To do —
Repeat each entry in full, exactly.

Data to use —
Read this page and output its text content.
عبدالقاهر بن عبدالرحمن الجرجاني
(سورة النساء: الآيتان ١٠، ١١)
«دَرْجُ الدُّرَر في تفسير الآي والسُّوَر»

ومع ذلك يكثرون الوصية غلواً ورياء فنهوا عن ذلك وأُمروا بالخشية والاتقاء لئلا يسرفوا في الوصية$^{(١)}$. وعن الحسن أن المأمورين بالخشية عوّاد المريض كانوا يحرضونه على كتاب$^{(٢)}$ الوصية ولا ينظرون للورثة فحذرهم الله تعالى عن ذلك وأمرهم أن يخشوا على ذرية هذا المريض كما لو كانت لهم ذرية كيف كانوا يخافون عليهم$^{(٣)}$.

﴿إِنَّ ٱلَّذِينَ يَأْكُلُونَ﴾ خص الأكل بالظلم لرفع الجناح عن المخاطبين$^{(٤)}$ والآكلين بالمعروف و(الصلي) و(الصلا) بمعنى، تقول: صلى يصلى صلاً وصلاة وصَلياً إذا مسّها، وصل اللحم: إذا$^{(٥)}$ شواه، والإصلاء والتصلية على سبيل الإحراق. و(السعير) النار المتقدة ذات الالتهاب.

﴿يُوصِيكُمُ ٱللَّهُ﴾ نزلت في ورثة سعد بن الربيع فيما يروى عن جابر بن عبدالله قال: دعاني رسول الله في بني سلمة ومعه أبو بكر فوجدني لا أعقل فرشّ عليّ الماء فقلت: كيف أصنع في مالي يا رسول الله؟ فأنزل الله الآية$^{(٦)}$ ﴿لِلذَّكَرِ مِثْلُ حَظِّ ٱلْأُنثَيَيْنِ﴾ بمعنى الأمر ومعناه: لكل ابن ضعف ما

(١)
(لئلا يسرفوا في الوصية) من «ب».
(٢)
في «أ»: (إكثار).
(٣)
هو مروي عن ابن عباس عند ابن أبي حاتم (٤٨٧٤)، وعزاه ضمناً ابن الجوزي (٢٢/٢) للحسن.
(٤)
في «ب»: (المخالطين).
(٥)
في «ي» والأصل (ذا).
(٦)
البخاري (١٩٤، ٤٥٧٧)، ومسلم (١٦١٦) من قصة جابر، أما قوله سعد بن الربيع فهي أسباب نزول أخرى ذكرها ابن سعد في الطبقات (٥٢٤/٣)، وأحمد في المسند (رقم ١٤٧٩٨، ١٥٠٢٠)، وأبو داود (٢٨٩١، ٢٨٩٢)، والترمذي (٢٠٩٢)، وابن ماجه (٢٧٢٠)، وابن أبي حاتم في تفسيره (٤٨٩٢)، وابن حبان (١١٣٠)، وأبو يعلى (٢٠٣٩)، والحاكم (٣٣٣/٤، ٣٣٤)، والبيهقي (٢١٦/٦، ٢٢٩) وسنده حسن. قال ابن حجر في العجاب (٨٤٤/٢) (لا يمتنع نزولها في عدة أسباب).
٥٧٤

Task result —
Read this page and output its text content.
عبدالقاهر بن عبدالرحمن الجرجاني
(سورة النساء: الآيتان ١٠، ١١)
«دَرْجُ الدُّرَر في تفسير الآي والسُّوَر»

ومع ذلك يكثرون الوصية غلواً ورياء فنهوا عن ذلك وأُمروا بالخشية والاتقاء لئلا يسرفوا في الوصية$^{(١)}$. وعن الحسن أن المأمورين بالخشية عوّاد المريض كانوا يحرضونه على كتاب$^{(٢)}$ الوصية ولا ينظرون للورثة فحذرهم الله تعالى عن ذلك وأمرهم أن يخشوا على ذرية هذا المريض كما لو كانت لهم ذرية كيف كانوا يخافون عليهم$^{(٣)}$.

﴿إِنَّ ٱلَّذِينَ يَأْكُلُونَ﴾ خص الأكل بالظلم لرفع الجناح عن المخاطبين$^{(٤)}$ والآكلين بالمعروف و(الصلي) و(الصلا) بمعنى، تقول: صلى يصلى صلاً وصلاة وصَلياً إذا مسّها، وصل اللحم: إذا$^{(٥)}$ شواه، والإصلاء والتصلية على سبيل الإحراق. و(السعير) النار المتقدة ذات الالتهاب.

﴿يُوصِيكُمُ ٱللَّهُ﴾ نزلت في ورثة سعد بن الربيع فيما يروى عن جابر بن عبدالله قال: دعاني رسول الله في بني سلمة ومعه أبو بكر فوجدني لا أعقل فرشّ عليّ الماء فقلت: كيف أصنع في مالي يا رسول الله؟ فأنزل الله الآية$^{(٦)}$ ﴿لِلذَّكَرِ مِثْلُ حَظِّ ٱلْأُنثَيَيْنِ﴾ بمعنى الأمر ومعناه: لكل ابن ضعف ما

(١)
(لئلا يسرفوا في الوصية) من «ب».
(٢)
في «أ»: (إكثار).
(٣)
هو مروي عن ابن عباس عند ابن أبي حاتم (٤٨٧٤)، وعزاه ضمناً ابن الجوزي (٢٢/٢) للحسن.
(٤)
في «ب»: (المخالطين).
(٥)
في «ي» والأصل (ذا).
(٦)
البخاري (١٩٤، ٤٥٧٧)، ومسلم (١٦١٦) من قصة جابر، أما قوله سعد بن الربيع فهي أسباب نزول أخرى ذكرها ابن سعد في الطبقات (٥٢٤/٣)، وأحمد في المسند (رقم ١٤٧٩٨، ١٥٠٢٠)، وأبو داود (٢٨٩١، ٢٨٩٢)، والترمذي (٢٠٩٢)، وابن ماجه (٢٧٢٠)، وابن أبي حاتم في تفسيره (٤٨٩٢)، وابن حبان (١١٣٠)، وأبو يعلى (٢٠٣٩)، والحاكم (٣٣٣/٤، ٣٣٤)، والبيهقي (٢١٦/٦، ٢٢٩) وسنده حسن. قال ابن حجر في العجاب (٨٤٤/٢) (لا يمتنع نزولها في عدة أسباب).
٥٧٤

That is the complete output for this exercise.